▶ **WHAT IS BEING ASKED**: Below is a block of records; repeat all of them exactly.

======== EXCERPTED RECORDS ========

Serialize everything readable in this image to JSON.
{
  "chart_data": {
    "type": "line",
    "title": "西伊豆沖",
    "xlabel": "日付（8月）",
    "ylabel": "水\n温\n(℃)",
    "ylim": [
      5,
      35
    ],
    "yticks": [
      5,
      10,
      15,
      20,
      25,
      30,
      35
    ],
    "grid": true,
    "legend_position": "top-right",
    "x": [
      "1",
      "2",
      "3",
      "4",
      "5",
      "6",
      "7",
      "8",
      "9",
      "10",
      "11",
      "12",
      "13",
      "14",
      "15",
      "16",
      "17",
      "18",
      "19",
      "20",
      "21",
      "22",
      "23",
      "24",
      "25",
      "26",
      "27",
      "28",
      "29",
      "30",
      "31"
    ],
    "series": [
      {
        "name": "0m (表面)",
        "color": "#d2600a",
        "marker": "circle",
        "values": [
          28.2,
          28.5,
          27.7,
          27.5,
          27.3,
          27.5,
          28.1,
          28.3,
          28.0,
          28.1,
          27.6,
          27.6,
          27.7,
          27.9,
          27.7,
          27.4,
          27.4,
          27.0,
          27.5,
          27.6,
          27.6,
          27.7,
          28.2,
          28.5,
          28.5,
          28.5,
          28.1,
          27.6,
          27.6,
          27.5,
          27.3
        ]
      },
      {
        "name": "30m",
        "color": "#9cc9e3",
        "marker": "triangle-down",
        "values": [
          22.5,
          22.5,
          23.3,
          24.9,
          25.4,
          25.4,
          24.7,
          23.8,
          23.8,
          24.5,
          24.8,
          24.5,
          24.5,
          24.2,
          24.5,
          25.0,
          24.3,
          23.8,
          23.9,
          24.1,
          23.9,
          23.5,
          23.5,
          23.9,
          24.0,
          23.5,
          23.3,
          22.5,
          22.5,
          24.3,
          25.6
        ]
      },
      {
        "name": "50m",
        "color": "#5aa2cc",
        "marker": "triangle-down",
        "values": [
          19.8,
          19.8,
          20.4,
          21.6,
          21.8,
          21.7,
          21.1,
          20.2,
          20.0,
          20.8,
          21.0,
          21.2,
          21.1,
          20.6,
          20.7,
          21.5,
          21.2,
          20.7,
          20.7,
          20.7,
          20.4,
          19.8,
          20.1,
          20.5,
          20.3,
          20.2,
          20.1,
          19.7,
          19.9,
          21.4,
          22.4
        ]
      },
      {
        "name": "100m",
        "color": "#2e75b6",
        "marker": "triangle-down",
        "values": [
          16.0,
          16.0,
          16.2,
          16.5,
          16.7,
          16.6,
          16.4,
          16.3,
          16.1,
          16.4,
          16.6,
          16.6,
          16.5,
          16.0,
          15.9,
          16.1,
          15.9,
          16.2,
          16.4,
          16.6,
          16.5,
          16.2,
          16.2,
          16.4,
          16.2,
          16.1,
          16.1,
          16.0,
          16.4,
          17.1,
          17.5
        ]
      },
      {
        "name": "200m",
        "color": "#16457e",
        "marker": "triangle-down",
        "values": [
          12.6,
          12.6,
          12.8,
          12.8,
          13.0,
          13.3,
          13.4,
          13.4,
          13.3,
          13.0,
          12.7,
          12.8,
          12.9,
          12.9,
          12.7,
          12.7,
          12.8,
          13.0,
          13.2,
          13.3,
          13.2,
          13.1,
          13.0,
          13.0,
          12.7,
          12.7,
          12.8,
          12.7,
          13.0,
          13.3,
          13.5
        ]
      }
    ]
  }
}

========

▶ **REPLY TO THE TASK**:
Serialize everything readable in this image to JSON.
{
  "chart_data": {
    "type": "line",
    "title": "西伊豆沖",
    "xlabel": "日付（8月）",
    "ylabel": "水\n温\n(℃)",
    "ylim": [
      5,
      35
    ],
    "yticks": [
      5,
      10,
      15,
      20,
      25,
      30,
      35
    ],
    "grid": true,
    "legend_position": "top-right",
    "x": [
      "1",
      "2",
      "3",
      "4",
      "5",
      "6",
      "7",
      "8",
      "9",
      "10",
      "11",
      "12",
      "13",
      "14",
      "15",
      "16",
      "17",
      "18",
      "19",
      "20",
      "21",
      "22",
      "23",
      "24",
      "25",
      "26",
      "27",
      "28",
      "29",
      "30",
      "31"
    ],
    "series": [
      {
        "name": "0m (表面)",
        "color": "#d2600a",
        "marker": "circle",
        "values": [
          28.2,
          28.5,
          27.7,
          27.5,
          27.3,
          27.5,
          28.1,
          28.3,
          28.0,
          28.1,
          27.6,
          27.6,
          27.7,
          27.9,
          27.7,
          27.4,
          27.4,
          27.0,
          27.5,
          27.6,
          27.6,
          27.7,
          28.2,
          28.5,
          28.5,
          28.5,
          28.1,
          27.6,
          27.6,
          27.5,
          27.3
        ]
      },
      {
        "name": "30m",
        "color": "#9cc9e3",
        "marker": "triangle-down",
        "values": [
          22.5,
          22.5,
          23.3,
          24.9,
          25.4,
          25.4,
          24.7,
          23.8,
          23.8,
          24.5,
          24.8,
          24.5,
          24.5,
          24.2,
          24.5,
          25.0,
          24.3,
          23.8,
          23.9,
          24.1,
          23.9,
          23.5,
          23.5,
          23.9,
          24.0,
          23.5,
          23.3,
          22.5,
          22.5,
          24.3,
          25.6
        ]
      },
      {
        "name": "50m",
        "color": "#5aa2cc",
        "marker": "triangle-down",
        "values": [
          19.8,
          19.8,
          20.4,
          21.6,
          21.8,
          21.7,
          21.1,
          20.2,
          20.0,
          20.8,
          21.0,
          21.2,
          21.1,
          20.6,
          20.7,
          21.5,
          21.2,
          20.7,
          20.7,
          20.7,
          20.4,
          19.8,
          20.1,
          20.5,
          20.3,
          20.2,
          20.1,
          19.7,
          19.9,
          21.4,
          22.4
        ]
      },
      {
        "name": "100m",
        "color": "#2e75b6",
        "marker": "triangle-down",
        "values": [
          16.0,
          16.0,
          16.2,
          16.5,
          16.7,
          16.6,
          16.4,
          16.3,
          16.1,
          16.4,
          16.6,
          16.6,
          16.5,
          16.0,
          15.9,
          16.1,
          15.9,
          16.2,
          16.4,
          16.6,
          16.5,
          16.2,
          16.2,
          16.4,
          16.2,
          16.1,
          16.1,
          16.0,
          16.4,
          17.1,
          17.5
        ]
      },
      {
        "name": "200m",
        "color": "#16457e",
        "marker": "triangle-down",
        "values": [
          12.6,
          12.6,
          12.8,
          12.8,
          13.0,
          13.3,
          13.4,
          13.4,
          13.3,
          13.0,
          12.7,
          12.8,
          12.9,
          12.9,
          12.7,
          12.7,
          12.8,
          13.0,
          13.2,
          13.3,
          13.2,
          13.1,
          13.0,
          13.0,
          12.7,
          12.7,
          12.8,
          12.7,
          13.0,
          13.3,
          13.5
        ]
      }
    ]
  }
}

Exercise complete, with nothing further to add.